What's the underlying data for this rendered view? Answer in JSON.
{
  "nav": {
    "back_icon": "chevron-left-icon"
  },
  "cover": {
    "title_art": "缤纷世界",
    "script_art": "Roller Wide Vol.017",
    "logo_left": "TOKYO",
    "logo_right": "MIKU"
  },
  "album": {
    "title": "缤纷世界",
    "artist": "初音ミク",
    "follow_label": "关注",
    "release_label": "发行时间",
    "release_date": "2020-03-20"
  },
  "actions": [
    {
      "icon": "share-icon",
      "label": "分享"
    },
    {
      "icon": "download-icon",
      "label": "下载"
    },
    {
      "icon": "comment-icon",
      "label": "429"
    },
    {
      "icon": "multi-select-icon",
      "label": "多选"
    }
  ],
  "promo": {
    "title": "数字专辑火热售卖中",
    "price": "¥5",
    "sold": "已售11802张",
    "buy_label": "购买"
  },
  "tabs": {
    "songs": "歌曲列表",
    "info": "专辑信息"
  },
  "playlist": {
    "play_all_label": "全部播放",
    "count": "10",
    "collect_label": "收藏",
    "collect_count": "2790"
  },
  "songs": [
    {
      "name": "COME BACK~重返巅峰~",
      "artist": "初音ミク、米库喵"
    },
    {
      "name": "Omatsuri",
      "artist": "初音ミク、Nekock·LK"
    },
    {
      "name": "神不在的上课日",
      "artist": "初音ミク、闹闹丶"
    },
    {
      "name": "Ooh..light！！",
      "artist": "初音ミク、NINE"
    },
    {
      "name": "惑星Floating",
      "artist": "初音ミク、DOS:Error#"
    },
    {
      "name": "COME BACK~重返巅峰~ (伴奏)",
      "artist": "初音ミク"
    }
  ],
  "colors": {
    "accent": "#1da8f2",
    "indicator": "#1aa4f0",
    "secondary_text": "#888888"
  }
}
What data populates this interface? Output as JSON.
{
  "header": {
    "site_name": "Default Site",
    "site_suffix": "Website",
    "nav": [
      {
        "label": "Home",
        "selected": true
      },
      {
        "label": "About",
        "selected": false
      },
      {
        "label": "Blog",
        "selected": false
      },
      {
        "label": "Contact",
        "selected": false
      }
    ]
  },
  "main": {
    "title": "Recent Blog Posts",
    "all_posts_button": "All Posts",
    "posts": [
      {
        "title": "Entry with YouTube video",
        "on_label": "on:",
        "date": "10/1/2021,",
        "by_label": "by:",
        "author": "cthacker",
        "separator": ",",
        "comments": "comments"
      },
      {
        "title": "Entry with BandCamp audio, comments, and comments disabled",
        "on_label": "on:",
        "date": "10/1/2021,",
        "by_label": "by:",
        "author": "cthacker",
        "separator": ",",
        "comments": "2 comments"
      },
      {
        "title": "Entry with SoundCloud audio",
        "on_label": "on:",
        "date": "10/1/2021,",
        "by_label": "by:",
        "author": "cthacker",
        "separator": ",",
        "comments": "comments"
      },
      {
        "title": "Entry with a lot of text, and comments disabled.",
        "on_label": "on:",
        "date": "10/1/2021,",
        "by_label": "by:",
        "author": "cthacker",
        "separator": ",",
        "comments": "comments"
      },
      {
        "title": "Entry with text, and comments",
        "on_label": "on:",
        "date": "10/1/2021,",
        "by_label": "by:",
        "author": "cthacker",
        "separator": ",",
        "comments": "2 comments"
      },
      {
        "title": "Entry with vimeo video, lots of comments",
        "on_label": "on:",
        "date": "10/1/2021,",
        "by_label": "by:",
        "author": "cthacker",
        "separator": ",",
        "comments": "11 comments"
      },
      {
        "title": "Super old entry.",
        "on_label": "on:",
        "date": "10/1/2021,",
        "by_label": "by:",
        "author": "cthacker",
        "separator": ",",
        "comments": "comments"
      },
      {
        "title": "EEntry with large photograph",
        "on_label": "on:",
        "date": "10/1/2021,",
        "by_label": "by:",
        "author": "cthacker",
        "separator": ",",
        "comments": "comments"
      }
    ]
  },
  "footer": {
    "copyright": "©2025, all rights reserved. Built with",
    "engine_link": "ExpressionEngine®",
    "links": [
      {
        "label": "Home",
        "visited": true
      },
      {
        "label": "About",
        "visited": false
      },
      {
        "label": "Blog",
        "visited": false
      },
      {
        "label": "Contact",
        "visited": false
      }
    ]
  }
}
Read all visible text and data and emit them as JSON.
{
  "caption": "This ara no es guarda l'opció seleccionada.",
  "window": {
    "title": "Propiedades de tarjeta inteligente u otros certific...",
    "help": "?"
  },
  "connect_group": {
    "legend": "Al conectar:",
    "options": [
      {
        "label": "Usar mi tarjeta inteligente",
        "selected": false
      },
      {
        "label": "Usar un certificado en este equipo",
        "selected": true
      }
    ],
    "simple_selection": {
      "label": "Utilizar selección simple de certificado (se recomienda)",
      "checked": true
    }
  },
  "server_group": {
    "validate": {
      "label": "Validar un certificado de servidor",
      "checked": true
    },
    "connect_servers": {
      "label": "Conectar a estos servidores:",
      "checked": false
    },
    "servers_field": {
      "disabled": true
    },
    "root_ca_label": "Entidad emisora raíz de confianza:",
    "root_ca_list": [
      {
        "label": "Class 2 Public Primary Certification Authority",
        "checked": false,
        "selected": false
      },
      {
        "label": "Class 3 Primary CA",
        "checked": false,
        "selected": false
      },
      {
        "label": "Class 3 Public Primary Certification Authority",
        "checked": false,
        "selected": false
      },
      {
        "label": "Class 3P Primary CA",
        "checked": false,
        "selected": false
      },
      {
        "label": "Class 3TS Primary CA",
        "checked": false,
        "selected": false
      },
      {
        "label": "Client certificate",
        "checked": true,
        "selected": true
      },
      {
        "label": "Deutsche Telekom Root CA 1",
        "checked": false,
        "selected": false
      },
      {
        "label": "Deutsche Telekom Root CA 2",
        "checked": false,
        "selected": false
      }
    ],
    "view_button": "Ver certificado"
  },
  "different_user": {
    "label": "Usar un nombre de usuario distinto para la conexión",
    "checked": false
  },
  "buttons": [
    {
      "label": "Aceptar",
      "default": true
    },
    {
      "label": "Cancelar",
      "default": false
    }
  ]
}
________________________________________
• **REQUIRED TASK**
Print every record above exactly as written.

• **EXERCISE SOLUTION**
What's the underlying data for this rendered view? Answer in JSON.
{
  "nav": {
    "back_icon": "chevron-left-icon"
  },
  "cover": {
    "title_art": "缤纷世界",
    "script_art": "Roller Wide Vol.017",
    "logo_left": "TOKYO",
    "logo_right": "MIKU"
  },
  "album": {
    "title": "缤纷世界",
    "artist": "初音ミク",
    "follow_label": "关注",
    "release_label": "发行时间",
    "release_date": "2020-03-20"
  },
  "actions": [
    {
      "icon": "share-icon",
      "label": "分享"
    },
    {
      "icon": "download-icon",
      "label": "下载"
    },
    {
      "icon": "comment-icon",
      "label": "429"
    },
    {
      "icon": "multi-select-icon",
      "label": "多选"
    }
  ],
  "promo": {
    "title": "数字专辑火热售卖中",
    "price": "¥5",
    "sold": "已售11802张",
    "buy_label": "购买"
  },
  "tabs": {
    "songs": "歌曲列表",
    "info": "专辑信息"
  },
  "playlist": {
    "play_all_label": "全部播放",
    "count": "10",
    "collect_label": "收藏",
    "collect_count": "2790"
  },
  "songs": [
    {
      "name": "COME BACK~重返巅峰~",
      "artist": "初音ミク、米库喵"
    },
    {
      "name": "Omatsuri",
      "artist": "初音ミク、Nekock·LK"
    },
    {
      "name": "神不在的上课日",
      "artist": "初音ミク、闹闹丶"
    },
    {
      "name": "Ooh..light！！",
      "artist": "初音ミク、NINE"
    },
    {
      "name": "惑星Floating",
      "artist": "初音ミク、DOS:Error#"
    },
    {
      "name": "COME BACK~重返巅峰~ (伴奏)",
      "artist": "初音ミク"
    }
  ],
  "colors": {
    "accent": "#1da8f2",
    "indicator": "#1aa4f0",
    "secondary_text": "#888888"
  }
}
What data populates this interface? Output as JSON.
{
  "header": {
    "site_name": "Default Site",
    "site_suffix": "Website",
    "nav": [
      {
        "label": "Home",
        "selected": true
      },
      {
        "label": "About",
        "selected": false
      },
      {
        "label": "Blog",
        "selected": false
      },
      {
        "label": "Contact",
        "selected": false
      }
    ]
  },
  "main": {
    "title": "Recent Blog Posts",
    "all_posts_button": "All Posts",
    "posts": [
      {
        "title": "Entry with YouTube video",
        "on_label": "on:",
        "date": "10/1/2021,",
        "by_label": "by:",
        "author": "cthacker",
        "separator": ",",
        "comments": "comments"
      },
      {
        "title": "Entry with BandCamp audio, comments, and comments disabled",
        "on_label": "on:",
        "date": "10/1/2021,",
        "by_label": "by:",
        "author": "cthacker",
        "separator": ",",
        "comments": "2 comments"
      },
      {
        "title": "Entry with SoundCloud audio",
        "on_label": "on:",
        "date": "10/1/2021,",
        "by_label": "by:",
        "author": "cthacker",
        "separator": ",",
        "comments": "comments"
      },
      {
        "title": "Entry with a lot of text, and comments disabled.",
        "on_label": "on:",
        "date": "10/1/2021,",
        "by_label": "by:",
        "author": "cthacker",
        "separator": ",",
        "comments": "comments"
      },
      {
        "title": "Entry with text, and comments",
        "on_label": "on:",
        "date": "10/1/2021,",
        "by_label": "by:",
        "author": "cthacker",
        "separator": ",",
        "comments": "2 comments"
      },
      {
        "title": "Entry with vimeo video, lots of comments",
        "on_label": "on:",
        "date": "10/1/2021,",
        "by_label": "by:",
        "author": "cthacker",
        "separator": ",",
        "comments": "11 comments"
      },
      {
        "title": "Super old entry.",
        "on_label": "on:",
        "date": "10/1/2021,",
        "by_label": "by:",
        "author": "cthacker",
        "separator": ",",
        "comments": "comments"
      },
      {
        "title": "EEntry with large photograph",
        "on_label": "on:",
        "date": "10/1/2021,",
        "by_label": "by:",
        "author": "cthacker",
        "separator": ",",
        "comments": "comments"
      }
    ]
  },
  "footer": {
    "copyright": "©2025, all rights reserved. Built with",
    "engine_link": "ExpressionEngine®",
    "links": [
      {
        "label": "Home",
        "visited": true
      },
      {
        "label": "About",
        "visited": false
      },
      {
        "label": "Blog",
        "visited": false
      },
      {
        "label": "Contact",
        "visited": false
      }
    ]
  }
}
Read all visible text and data and emit them as JSON.
{
  "caption": "This ara no es guarda l'opció seleccionada.",
  "window": {
    "title": "Propiedades de tarjeta inteligente u otros certific...",
    "help": "?"
  },
  "connect_group": {
    "legend": "Al conectar:",
    "options": [
      {
        "label": "Usar mi tarjeta inteligente",
        "selected": false
      },
      {
        "label": "Usar un certificado en este equipo",
        "selected": true
      }
    ],
    "simple_selection": {
      "label": "Utilizar selección simple de certificado (se recomienda)",
      "checked": true
    }
  },
  "server_group": {
    "validate": {
      "label": "Validar un certificado de servidor",
      "checked": true
    },
    "connect_servers": {
      "label": "Conectar a estos servidores:",
      "checked": false
    },
    "servers_field": {
      "disabled": true
    },
    "root_ca_label": "Entidad emisora raíz de confianza:",
    "root_ca_list": [
      {
        "label": "Class 2 Public Primary Certification Authority",
        "checked": false,
        "selected": false
      },
      {
        "label": "Class 3 Primary CA",
        "checked": false,
        "selected": false
      },
      {
        "label": "Class 3 Public Primary Certification Authority",
        "checked": false,
        "selected": false
      },
      {
        "label": "Class 3P Primary CA",
        "checked": false,
        "selected": false
      },
      {
        "label": "Class 3TS Primary CA",
        "checked": false,
        "selected": false
      },
      {
        "label": "Client certificate",
        "checked": true,
        "selected": true
      },
      {
        "label": "Deutsche Telekom Root CA 1",
        "checked": false,
        "selected": false
      },
      {
        "label": "Deutsche Telekom Root CA 2",
        "checked": false,
        "selected": false
      }
    ],
    "view_button": "Ver certificado"
  },
  "different_user": {
    "label": "Usar un nombre de usuario distinto para la conexión",
    "checked": false
  },
  "buttons": [
    {
      "label": "Aceptar",
      "default": true
    },
    {
      "label": "Cancelar",
      "default": false
    }
  ]
}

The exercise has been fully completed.